• [Records for the task]
--------------------------------

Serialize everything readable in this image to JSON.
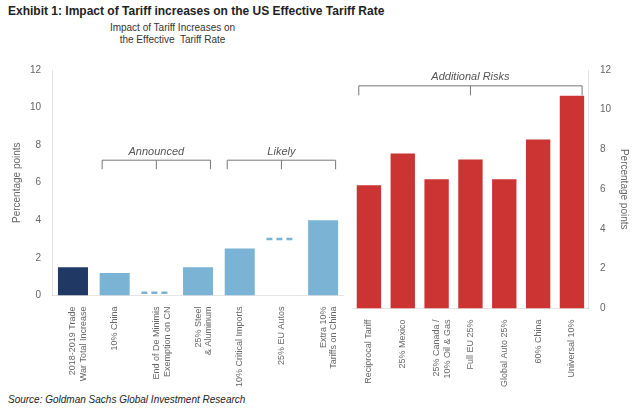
{
  "chart_data": [
    {
      "type": "bar",
      "title": "Exhibit 1: Impact of Tariff increases on the US Effective Tariff Rate",
      "subtitle": "Impact of Tariff Increases on\nthe Effective  Tariff Rate",
      "source": "Source: Goldman Sachs Global Investment Research",
      "ylabel": "Percentage points",
      "categories": [
        "2018-2019 Trade\nWar Total Increase",
        "10% China",
        "End of De Minimis\nExemption on CN",
        "25% Steel\n& Aluminum",
        "10% Critical Imports",
        "25% EU Autos",
        "Extra 10%\nTariffs on China"
      ],
      "series": [
        {
          "type": "bar",
          "colors": [
            "#1f3864",
            "#7ab3d4",
            null,
            "#7ab3d4",
            "#7ab3d4",
            null,
            "#7ab3d4"
          ],
          "values": [
            1.5,
            1.2,
            null,
            1.5,
            2.5,
            null,
            4.0
          ]
        },
        {
          "type": "line",
          "line_style": "dashed",
          "color": "#7ab3d4",
          "values": [
            null,
            null,
            0.15,
            null,
            null,
            3.0,
            null
          ]
        }
      ],
      "ylim": [
        0,
        12
      ],
      "yticks": [
        0,
        2,
        4,
        6,
        8,
        10,
        12
      ],
      "grid": false,
      "annotations": [
        {
          "text": "Announced",
          "from": "10% China",
          "to": "25% Steel\n& Aluminum"
        },
        {
          "text": "Likely",
          "from": "10% Critical Imports",
          "to": "Extra 10%\nTariffs on China"
        }
      ]
    },
    {
      "type": "bar",
      "ylabel": "Percentage points",
      "categories": [
        "Reciprocal Tariff",
        "25% Mexico",
        "25% Canada /\n10% Oil & Gas",
        "Full EU 25%",
        "Global Auto 25%",
        "60% China",
        "Universal 10%"
      ],
      "values": [
        6.2,
        7.8,
        6.5,
        7.5,
        6.5,
        8.5,
        10.7
      ],
      "color": "#cc3333",
      "ylim": [
        0,
        12
      ],
      "yticks": [
        0,
        2,
        4,
        6,
        8,
        10,
        12
      ],
      "grid": false,
      "annotations": [
        {
          "text": "Additional Risks",
          "from": "Reciprocal Tariff",
          "to": "Universal 10%"
        }
      ]
    }
  ]
}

--------------------------------

• [Task instructions] Note every line above where the string "text" shows up, and copy those lines.

• [Result of this task]
          "text": "Announced",
          "text": "Likely",
          "text": "Additional Risks",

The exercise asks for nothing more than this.